Collection entries

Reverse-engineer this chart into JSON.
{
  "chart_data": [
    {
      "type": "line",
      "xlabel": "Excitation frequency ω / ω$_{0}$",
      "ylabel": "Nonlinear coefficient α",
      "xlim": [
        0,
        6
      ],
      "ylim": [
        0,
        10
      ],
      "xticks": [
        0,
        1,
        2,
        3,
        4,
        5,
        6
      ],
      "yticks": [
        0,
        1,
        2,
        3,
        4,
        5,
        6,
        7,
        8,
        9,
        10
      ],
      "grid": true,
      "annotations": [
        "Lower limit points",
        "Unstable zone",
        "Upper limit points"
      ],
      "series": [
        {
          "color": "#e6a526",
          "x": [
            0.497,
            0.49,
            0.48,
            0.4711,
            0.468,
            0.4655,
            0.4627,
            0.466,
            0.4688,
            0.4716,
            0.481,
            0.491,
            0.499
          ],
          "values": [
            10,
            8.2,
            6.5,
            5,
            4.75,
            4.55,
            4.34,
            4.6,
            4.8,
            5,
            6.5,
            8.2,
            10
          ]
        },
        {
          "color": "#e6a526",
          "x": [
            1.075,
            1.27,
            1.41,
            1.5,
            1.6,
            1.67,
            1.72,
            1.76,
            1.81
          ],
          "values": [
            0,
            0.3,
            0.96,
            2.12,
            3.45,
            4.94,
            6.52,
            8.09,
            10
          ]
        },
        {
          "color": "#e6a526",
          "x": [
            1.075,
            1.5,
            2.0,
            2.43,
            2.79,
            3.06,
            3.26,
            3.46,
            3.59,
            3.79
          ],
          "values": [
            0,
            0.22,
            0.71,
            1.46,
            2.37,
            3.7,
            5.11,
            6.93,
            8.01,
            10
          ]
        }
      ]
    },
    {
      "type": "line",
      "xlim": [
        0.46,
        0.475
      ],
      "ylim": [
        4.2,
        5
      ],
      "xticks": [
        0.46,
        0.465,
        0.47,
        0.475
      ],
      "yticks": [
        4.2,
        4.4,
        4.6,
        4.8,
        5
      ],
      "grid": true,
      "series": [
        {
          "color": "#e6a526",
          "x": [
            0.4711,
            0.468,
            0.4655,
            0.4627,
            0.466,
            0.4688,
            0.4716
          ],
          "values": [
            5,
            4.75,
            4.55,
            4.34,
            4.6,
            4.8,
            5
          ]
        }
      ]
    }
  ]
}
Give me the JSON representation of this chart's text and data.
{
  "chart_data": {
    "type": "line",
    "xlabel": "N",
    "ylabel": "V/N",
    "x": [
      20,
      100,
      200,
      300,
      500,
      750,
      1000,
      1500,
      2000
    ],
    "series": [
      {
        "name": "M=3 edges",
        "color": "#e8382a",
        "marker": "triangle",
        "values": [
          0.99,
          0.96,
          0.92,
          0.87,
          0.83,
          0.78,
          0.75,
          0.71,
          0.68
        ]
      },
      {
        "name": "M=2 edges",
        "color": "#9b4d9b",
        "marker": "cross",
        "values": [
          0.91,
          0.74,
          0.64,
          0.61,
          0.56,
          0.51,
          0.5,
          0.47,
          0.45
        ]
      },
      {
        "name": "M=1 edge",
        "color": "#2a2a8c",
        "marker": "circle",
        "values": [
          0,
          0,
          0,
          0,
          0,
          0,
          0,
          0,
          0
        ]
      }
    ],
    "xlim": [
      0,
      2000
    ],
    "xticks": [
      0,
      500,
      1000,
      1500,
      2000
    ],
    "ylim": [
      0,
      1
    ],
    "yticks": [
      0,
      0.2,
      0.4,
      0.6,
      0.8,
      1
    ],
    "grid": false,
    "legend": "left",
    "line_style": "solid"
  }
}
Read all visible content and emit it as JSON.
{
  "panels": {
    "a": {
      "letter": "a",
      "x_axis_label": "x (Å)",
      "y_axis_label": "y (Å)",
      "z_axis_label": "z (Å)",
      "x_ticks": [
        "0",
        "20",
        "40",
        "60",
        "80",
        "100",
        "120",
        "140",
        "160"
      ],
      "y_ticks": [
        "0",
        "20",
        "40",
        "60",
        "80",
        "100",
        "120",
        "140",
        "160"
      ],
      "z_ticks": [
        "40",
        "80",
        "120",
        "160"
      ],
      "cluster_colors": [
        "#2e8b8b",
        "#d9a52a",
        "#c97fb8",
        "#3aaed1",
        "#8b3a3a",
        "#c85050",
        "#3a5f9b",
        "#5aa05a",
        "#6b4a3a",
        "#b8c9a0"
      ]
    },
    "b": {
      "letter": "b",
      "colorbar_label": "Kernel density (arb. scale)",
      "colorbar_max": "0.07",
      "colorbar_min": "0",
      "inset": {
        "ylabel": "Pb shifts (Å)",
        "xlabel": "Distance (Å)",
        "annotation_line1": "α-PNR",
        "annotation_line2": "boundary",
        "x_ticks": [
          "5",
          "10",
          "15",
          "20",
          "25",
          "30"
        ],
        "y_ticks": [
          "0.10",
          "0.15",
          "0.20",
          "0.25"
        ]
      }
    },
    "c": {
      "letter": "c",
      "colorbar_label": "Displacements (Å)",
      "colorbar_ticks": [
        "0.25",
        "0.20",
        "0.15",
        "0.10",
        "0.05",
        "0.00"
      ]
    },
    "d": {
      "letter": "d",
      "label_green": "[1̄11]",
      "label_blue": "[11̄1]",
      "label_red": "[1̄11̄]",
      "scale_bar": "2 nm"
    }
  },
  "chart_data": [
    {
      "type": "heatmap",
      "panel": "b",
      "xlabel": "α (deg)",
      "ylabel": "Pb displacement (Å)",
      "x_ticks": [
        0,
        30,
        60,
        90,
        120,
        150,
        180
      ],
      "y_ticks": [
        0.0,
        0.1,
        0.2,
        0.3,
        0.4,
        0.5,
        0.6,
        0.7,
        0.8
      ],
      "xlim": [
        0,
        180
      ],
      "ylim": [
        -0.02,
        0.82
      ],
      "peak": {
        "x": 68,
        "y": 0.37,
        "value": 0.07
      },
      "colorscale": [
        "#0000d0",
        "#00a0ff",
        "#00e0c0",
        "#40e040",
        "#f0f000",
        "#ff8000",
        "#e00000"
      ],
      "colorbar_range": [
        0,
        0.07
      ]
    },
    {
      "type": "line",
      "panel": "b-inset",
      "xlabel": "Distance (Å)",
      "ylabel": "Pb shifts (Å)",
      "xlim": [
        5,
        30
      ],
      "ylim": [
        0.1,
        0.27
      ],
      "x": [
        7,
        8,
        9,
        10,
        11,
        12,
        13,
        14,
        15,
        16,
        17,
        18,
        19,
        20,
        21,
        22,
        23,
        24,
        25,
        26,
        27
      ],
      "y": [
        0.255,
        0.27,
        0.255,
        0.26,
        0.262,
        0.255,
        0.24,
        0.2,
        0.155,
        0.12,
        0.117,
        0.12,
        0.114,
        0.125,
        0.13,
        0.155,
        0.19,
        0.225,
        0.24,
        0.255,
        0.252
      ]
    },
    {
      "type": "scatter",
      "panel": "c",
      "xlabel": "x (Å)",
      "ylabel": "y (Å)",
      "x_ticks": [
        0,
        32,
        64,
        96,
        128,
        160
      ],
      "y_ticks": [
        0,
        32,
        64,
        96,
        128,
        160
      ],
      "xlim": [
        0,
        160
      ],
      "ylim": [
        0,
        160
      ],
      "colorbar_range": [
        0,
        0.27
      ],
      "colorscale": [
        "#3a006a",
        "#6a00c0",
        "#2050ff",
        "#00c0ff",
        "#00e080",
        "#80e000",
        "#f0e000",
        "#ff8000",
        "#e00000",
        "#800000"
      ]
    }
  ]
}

Written request -> Count each line above in which the string "ylabel" appears, then state only the total.

Output of the exercise -> 6